Recopiez telle quelle la partie qui commence à la ligne contenant « Identify all the » et se termine à la ligne contenant « Circle shape <box>321 433 330 445</box> ». N'incluez pas les images dans votre réponse.

* Données présentées:
· · · · ·

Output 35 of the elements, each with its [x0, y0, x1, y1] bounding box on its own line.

· · · · ·

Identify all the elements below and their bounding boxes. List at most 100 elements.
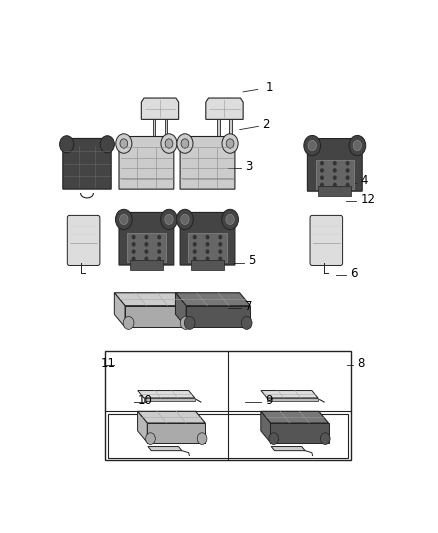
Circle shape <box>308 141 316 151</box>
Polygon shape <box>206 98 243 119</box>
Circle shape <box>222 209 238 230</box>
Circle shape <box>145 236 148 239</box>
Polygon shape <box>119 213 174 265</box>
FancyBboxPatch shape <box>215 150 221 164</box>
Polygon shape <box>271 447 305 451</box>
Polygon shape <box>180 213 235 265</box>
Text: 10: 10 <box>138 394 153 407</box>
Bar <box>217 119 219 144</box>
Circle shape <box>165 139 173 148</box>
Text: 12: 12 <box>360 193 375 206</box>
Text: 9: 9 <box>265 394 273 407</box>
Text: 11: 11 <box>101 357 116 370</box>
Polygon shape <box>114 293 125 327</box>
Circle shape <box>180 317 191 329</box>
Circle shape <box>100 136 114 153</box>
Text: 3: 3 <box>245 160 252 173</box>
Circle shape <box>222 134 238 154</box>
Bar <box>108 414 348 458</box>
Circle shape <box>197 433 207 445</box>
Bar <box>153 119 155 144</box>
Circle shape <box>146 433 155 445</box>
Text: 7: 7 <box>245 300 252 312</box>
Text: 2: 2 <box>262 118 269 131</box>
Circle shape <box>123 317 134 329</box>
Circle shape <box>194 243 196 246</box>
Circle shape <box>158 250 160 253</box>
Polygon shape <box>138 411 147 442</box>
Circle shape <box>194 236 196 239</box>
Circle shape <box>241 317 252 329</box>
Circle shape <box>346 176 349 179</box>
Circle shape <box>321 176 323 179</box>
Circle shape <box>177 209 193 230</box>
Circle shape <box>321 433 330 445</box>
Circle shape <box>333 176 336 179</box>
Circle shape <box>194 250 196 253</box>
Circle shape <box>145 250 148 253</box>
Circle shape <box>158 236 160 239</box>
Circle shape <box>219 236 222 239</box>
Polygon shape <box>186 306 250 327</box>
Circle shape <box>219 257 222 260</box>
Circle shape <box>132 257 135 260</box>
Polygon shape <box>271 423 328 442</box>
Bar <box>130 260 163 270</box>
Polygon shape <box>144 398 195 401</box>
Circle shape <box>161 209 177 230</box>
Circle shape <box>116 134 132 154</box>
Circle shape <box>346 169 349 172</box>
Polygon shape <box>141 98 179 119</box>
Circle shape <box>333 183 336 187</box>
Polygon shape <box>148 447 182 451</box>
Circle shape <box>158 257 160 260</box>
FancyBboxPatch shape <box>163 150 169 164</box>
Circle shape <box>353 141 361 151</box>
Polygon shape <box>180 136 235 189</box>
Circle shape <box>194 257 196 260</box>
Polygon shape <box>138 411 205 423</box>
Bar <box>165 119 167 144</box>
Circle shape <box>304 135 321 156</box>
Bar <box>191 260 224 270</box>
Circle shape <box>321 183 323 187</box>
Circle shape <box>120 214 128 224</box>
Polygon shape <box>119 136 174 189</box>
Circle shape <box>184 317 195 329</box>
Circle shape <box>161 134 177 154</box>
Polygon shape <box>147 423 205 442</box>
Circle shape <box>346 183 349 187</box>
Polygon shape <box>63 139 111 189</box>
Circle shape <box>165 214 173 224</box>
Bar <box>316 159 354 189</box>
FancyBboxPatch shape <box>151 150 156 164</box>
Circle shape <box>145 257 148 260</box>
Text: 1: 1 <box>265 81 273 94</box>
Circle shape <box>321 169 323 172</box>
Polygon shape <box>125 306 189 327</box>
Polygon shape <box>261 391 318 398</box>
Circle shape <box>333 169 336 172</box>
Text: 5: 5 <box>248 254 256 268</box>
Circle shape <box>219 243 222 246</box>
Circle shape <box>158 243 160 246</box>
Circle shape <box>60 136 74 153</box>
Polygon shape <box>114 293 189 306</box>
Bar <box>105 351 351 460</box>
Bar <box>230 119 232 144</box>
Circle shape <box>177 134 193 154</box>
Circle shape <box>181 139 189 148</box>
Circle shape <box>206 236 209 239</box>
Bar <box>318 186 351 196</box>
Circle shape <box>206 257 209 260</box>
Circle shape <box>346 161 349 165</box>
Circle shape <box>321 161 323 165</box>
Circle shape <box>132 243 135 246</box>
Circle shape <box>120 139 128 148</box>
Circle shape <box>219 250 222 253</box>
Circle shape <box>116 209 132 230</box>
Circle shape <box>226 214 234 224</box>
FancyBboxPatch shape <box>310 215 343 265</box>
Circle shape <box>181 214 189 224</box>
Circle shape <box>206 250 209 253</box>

· · · · ·

* Solution du problème:
Identify all the elements below and their bounding boxes. List at most 100 elements.
Circle shape <box>308 141 316 151</box>
Polygon shape <box>206 98 243 119</box>
Circle shape <box>222 209 238 230</box>
Circle shape <box>145 236 148 239</box>
Polygon shape <box>119 213 174 265</box>
FancyBboxPatch shape <box>215 150 221 164</box>
Polygon shape <box>271 447 305 451</box>
Polygon shape <box>180 213 235 265</box>
Text: 10: 10 <box>138 394 153 407</box>
Bar <box>217 119 219 144</box>
Circle shape <box>165 139 173 148</box>
Text: 12: 12 <box>360 193 375 206</box>
Text: 9: 9 <box>265 394 273 407</box>
Text: 11: 11 <box>101 357 116 370</box>
Polygon shape <box>114 293 125 327</box>
Circle shape <box>180 317 191 329</box>
Circle shape <box>100 136 114 153</box>
Text: 3: 3 <box>245 160 252 173</box>
Circle shape <box>222 134 238 154</box>
Bar <box>108 414 348 458</box>
Circle shape <box>197 433 207 445</box>
Bar <box>153 119 155 144</box>
Circle shape <box>146 433 155 445</box>
Text: 7: 7 <box>245 300 252 312</box>
Text: 2: 2 <box>262 118 269 131</box>
Circle shape <box>123 317 134 329</box>
Circle shape <box>194 243 196 246</box>
Circle shape <box>158 250 160 253</box>
Polygon shape <box>138 411 147 442</box>
Circle shape <box>194 236 196 239</box>
Circle shape <box>241 317 252 329</box>
Circle shape <box>346 176 349 179</box>
Circle shape <box>321 176 323 179</box>
Circle shape <box>177 209 193 230</box>
Circle shape <box>321 433 330 445</box>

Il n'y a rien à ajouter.